_WHAT THE EXERCISE ASKS_.
Output the material below in its entirety, exactly as given.

==== RECORDS TO USE

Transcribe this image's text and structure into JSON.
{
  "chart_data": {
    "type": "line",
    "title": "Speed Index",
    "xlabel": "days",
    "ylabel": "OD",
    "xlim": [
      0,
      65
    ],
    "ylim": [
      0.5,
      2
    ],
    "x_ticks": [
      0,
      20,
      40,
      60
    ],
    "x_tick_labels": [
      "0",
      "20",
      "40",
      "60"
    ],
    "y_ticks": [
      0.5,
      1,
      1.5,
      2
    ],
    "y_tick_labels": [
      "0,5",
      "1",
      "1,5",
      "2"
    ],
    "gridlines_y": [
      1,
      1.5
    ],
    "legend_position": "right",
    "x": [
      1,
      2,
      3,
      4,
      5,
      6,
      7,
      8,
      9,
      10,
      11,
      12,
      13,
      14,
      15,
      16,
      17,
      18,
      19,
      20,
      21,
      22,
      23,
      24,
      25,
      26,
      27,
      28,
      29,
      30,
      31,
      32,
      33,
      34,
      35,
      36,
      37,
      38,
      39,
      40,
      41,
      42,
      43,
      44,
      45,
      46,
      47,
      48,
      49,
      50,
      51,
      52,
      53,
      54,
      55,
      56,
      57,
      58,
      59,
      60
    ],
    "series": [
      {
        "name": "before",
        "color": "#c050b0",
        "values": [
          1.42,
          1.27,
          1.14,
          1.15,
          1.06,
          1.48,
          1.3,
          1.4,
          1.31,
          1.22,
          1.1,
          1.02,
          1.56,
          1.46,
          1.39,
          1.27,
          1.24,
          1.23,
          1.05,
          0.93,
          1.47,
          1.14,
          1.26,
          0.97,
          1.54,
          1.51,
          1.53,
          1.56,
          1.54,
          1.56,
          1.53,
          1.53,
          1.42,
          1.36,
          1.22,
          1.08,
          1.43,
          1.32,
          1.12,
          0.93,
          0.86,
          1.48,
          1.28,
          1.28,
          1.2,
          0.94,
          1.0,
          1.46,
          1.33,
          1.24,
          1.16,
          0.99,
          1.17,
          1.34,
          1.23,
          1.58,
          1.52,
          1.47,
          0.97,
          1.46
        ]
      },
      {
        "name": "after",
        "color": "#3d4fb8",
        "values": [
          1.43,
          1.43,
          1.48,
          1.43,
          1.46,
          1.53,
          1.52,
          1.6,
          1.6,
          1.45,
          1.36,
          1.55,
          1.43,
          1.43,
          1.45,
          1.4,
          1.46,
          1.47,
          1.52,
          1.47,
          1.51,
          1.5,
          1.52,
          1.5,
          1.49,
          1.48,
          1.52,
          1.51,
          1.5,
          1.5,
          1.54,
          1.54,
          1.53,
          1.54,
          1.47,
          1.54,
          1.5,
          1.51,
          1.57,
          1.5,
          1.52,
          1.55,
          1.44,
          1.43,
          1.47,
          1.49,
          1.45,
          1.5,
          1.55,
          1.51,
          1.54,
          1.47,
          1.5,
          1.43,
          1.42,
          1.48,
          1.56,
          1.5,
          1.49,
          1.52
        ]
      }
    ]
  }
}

========

_FINISHED EXERCISE_.
Transcribe this image's text and structure into JSON.
{
  "chart_data": {
    "type": "line",
    "title": "Speed Index",
    "xlabel": "days",
    "ylabel": "OD",
    "xlim": [
      0,
      65
    ],
    "ylim": [
      0.5,
      2
    ],
    "x_ticks": [
      0,
      20,
      40,
      60
    ],
    "x_tick_labels": [
      "0",
      "20",
      "40",
      "60"
    ],
    "y_ticks": [
      0.5,
      1,
      1.5,
      2
    ],
    "y_tick_labels": [
      "0,5",
      "1",
      "1,5",
      "2"
    ],
    "gridlines_y": [
      1,
      1.5
    ],
    "legend_position": "right",
    "x": [
      1,
      2,
      3,
      4,
      5,
      6,
      7,
      8,
      9,
      10,
      11,
      12,
      13,
      14,
      15,
      16,
      17,
      18,
      19,
      20,
      21,
      22,
      23,
      24,
      25,
      26,
      27,
      28,
      29,
      30,
      31,
      32,
      33,
      34,
      35,
      36,
      37,
      38,
      39,
      40,
      41,
      42,
      43,
      44,
      45,
      46,
      47,
      48,
      49,
      50,
      51,
      52,
      53,
      54,
      55,
      56,
      57,
      58,
      59,
      60
    ],
    "series": [
      {
        "name": "before",
        "color": "#c050b0",
        "values": [
          1.42,
          1.27,
          1.14,
          1.15,
          1.06,
          1.48,
          1.3,
          1.4,
          1.31,
          1.22,
          1.1,
          1.02,
          1.56,
          1.46,
          1.39,
          1.27,
          1.24,
          1.23,
          1.05,
          0.93,
          1.47,
          1.14,
          1.26,
          0.97,
          1.54,
          1.51,
          1.53,
          1.56,
          1.54,
          1.56,
          1.53,
          1.53,
          1.42,
          1.36,
          1.22,
          1.08,
          1.43,
          1.32,
          1.12,
          0.93,
          0.86,
          1.48,
          1.28,
          1.28,
          1.2,
          0.94,
          1.0,
          1.46,
          1.33,
          1.24,
          1.16,
          0.99,
          1.17,
          1.34,
          1.23,
          1.58,
          1.52,
          1.47,
          0.97,
          1.46
        ]
      },
      {
        "name": "after",
        "color": "#3d4fb8",
        "values": [
          1.43,
          1.43,
          1.48,
          1.43,
          1.46,
          1.53,
          1.52,
          1.6,
          1.6,
          1.45,
          1.36,
          1.55,
          1.43,
          1.43,
          1.45,
          1.4,
          1.46,
          1.47,
          1.52,
          1.47,
          1.51,
          1.5,
          1.52,
          1.5,
          1.49,
          1.48,
          1.52,
          1.51,
          1.5,
          1.5,
          1.54,
          1.54,
          1.53,
          1.54,
          1.47,
          1.54,
          1.5,
          1.51,
          1.57,
          1.5,
          1.52,
          1.55,
          1.44,
          1.43,
          1.47,
          1.49,
          1.45,
          1.5,
          1.55,
          1.51,
          1.54,
          1.47,
          1.5,
          1.43,
          1.42,
          1.48,
          1.56,
          1.5,
          1.49,
          1.52
        ]
      }
    ]
  }
}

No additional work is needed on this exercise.